* _What is needed_
Extract every line of the data below verbatim, leaving out the pictures.

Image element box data
──────

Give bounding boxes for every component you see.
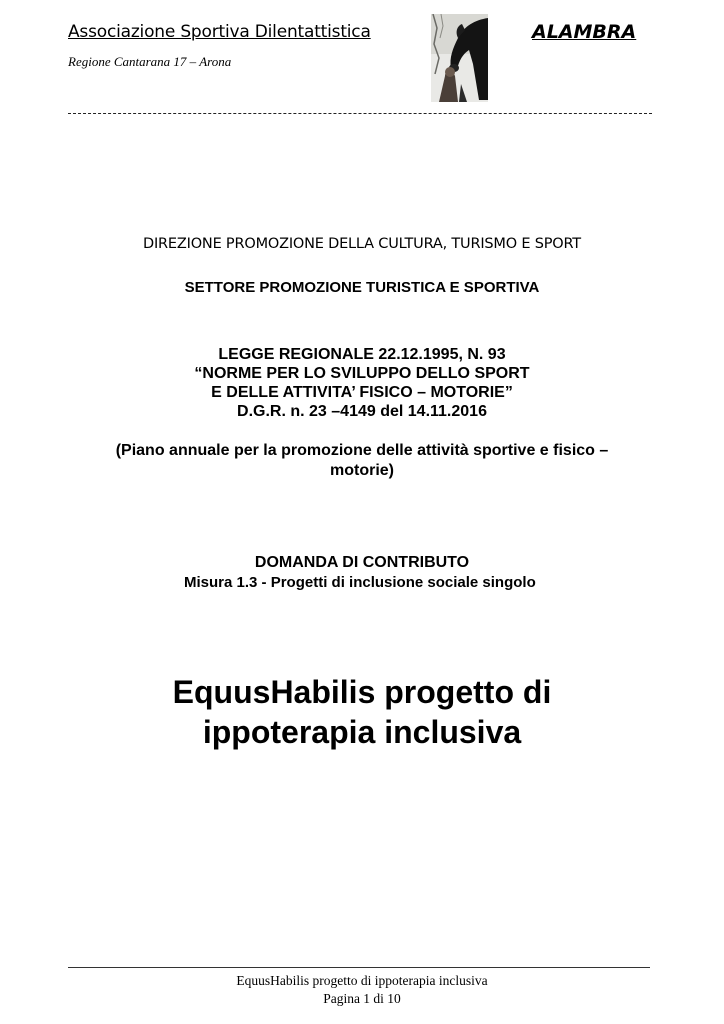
footer-page-number: Pagina 1 di 10 bbox=[323, 991, 401, 1006]
project-title bbox=[0, 672, 724, 752]
brand-name: ALAMBRA bbox=[532, 21, 637, 43]
misura-subheading: Misura 1.3 - Progetti di inclusione sociale singolo bbox=[184, 574, 536, 591]
association-address: Regione Cantarana 17 – Arona bbox=[68, 54, 232, 69]
law-line: E DELLE ATTIVITA’ FISICO – MOTORIE” bbox=[211, 384, 513, 401]
header-separator bbox=[68, 113, 652, 114]
project-title-line: ippoterapia inclusiva bbox=[202, 714, 522, 750]
law-reference bbox=[0, 345, 724, 421]
association-name: Associazione Sportiva Dilentattistica bbox=[68, 22, 371, 42]
horse-and-child-photo bbox=[431, 14, 488, 102]
footer-document-title: EquusHabilis progetto di ippoterapia inclusiva bbox=[236, 973, 488, 988]
project-title-line: EquusHabilis progetto di bbox=[172, 674, 552, 710]
law-line: “NORME PER LO SVILUPPO DELLO SPORT bbox=[194, 365, 530, 382]
piano-annuale-note: (Piano annuale per la promozione delle attività sportive e fisico – motorie) bbox=[115, 442, 609, 479]
domanda-heading: DOMANDA DI CONTRIBUTO bbox=[254, 554, 470, 571]
footer-rule bbox=[68, 967, 650, 968]
law-line: LEGGE REGIONALE 22.12.1995, N. 93 bbox=[218, 346, 506, 363]
direzione-heading: DIREZIONE PROMOZIONE DELLA CULTURA, TURISMO E SPORT bbox=[143, 236, 581, 252]
settore-heading: SETTORE PROMOZIONE TURISTICA E SPORTIVA bbox=[184, 279, 540, 296]
law-line: D.G.R. n. 23 –4149 del 14.11.2016 bbox=[237, 403, 487, 420]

──────

* _Correct response_
Give bounding boxes for every component you see.
footer-page-number: Pagina 1 di 10 bbox=[323, 991, 401, 1006]
project-title bbox=[0, 672, 724, 752]
brand-name: ALAMBRA bbox=[532, 21, 637, 43]
misura-subheading: Misura 1.3 - Progetti di inclusione sociale singolo bbox=[184, 574, 536, 591]
association-address: Regione Cantarana 17 – Arona bbox=[68, 54, 232, 69]
law-line: E DELLE ATTIVITA’ FISICO – MOTORIE” bbox=[211, 384, 513, 401]
header-separator bbox=[68, 113, 652, 114]
project-title-line: ippoterapia inclusiva bbox=[202, 714, 522, 750]
law-reference bbox=[0, 345, 724, 421]
association-name: Associazione Sportiva Dilentattistica bbox=[68, 22, 371, 42]
horse-and-child-photo bbox=[431, 14, 488, 102]
footer-document-title: EquusHabilis progetto di ippoterapia inclusiva bbox=[236, 973, 488, 988]
project-title-line: EquusHabilis progetto di bbox=[172, 674, 552, 710]
law-line: “NORME PER LO SVILUPPO DELLO SPORT bbox=[194, 365, 530, 382]
piano-annuale-note: (Piano annuale per la promozione delle attività sportive e fisico – motorie) bbox=[115, 442, 609, 479]
domanda-heading: DOMANDA DI CONTRIBUTO bbox=[254, 554, 470, 571]
footer-rule bbox=[68, 967, 650, 968]
law-line: LEGGE REGIONALE 22.12.1995, N. 93 bbox=[218, 346, 506, 363]
direzione-heading: DIREZIONE PROMOZIONE DELLA CULTURA, TURISMO E SPORT bbox=[143, 236, 581, 252]
settore-heading: SETTORE PROMOZIONE TURISTICA E SPORTIVA bbox=[184, 279, 540, 296]
law-line: D.G.R. n. 23 –4149 del 14.11.2016 bbox=[237, 403, 487, 420]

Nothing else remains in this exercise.